— Goal —
Using the data below, gather each line that includes the word "title".

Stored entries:
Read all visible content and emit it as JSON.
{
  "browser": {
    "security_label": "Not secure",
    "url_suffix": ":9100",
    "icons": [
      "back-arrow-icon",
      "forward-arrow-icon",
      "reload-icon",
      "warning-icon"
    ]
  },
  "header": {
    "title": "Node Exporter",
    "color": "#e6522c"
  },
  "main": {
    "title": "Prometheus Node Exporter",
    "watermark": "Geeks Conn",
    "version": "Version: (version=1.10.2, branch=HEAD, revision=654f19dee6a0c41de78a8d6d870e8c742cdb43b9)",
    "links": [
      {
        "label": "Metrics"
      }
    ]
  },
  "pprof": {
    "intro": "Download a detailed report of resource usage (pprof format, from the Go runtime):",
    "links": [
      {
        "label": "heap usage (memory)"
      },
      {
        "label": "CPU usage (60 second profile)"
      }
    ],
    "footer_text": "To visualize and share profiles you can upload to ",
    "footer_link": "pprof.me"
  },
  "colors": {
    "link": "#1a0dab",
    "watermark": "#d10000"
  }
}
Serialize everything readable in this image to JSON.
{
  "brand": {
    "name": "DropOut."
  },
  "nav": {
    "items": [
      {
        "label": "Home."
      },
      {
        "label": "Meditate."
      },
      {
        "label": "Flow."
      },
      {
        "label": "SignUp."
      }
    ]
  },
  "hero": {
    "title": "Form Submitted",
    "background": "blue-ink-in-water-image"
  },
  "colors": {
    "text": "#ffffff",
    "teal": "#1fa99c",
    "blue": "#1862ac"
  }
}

==

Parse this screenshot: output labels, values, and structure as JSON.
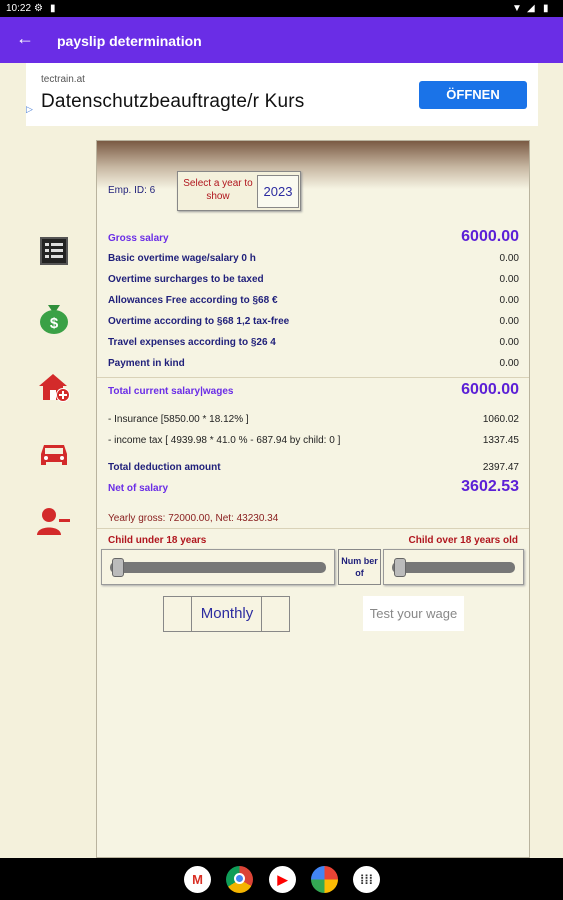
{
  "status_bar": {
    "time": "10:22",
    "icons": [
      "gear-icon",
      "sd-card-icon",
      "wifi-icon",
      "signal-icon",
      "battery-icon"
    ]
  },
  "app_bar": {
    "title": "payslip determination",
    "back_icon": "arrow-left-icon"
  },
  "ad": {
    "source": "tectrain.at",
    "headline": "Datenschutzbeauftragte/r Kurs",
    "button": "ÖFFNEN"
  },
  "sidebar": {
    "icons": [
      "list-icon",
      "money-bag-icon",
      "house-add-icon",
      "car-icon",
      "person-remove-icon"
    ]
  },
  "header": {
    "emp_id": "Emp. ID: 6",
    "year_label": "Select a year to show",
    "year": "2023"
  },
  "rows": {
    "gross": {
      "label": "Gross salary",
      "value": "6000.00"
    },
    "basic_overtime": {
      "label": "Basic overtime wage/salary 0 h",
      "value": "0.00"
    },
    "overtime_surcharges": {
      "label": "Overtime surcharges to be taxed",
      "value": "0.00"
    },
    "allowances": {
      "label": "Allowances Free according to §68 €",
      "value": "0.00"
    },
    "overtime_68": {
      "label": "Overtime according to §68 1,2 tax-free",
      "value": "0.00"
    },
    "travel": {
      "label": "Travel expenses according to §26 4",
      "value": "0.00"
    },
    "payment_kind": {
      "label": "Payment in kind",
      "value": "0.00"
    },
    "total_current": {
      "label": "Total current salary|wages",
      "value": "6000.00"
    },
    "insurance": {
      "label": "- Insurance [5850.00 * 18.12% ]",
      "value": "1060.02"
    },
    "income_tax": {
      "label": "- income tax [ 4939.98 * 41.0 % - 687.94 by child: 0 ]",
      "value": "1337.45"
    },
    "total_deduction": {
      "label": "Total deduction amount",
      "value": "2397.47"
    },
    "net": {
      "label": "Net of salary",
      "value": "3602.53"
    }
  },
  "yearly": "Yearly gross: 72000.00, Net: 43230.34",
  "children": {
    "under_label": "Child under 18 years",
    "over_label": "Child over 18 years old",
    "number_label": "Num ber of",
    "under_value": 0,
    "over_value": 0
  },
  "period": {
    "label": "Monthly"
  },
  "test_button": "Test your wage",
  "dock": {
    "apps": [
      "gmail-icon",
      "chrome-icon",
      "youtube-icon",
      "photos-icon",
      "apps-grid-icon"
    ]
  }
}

==

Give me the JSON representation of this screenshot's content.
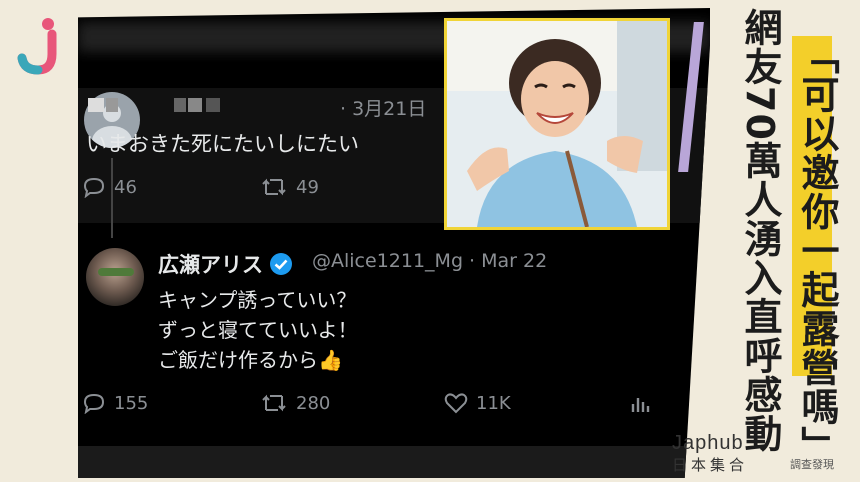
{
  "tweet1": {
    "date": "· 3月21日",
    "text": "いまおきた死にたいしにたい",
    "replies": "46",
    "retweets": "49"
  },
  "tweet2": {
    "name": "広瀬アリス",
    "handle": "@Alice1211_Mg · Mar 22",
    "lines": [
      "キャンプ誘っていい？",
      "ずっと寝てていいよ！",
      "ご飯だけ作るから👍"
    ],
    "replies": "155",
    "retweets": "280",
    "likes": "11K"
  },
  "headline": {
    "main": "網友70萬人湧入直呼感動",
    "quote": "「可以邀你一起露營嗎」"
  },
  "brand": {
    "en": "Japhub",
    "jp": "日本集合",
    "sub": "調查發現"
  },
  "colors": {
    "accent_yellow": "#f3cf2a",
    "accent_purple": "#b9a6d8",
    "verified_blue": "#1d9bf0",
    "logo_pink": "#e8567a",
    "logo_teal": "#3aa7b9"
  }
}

— Task response —
    "title": "Node Exporter",
    "title": "Prometheus Node Exporter",
    "title": "Form Submitted",
    "title": "payslip determination",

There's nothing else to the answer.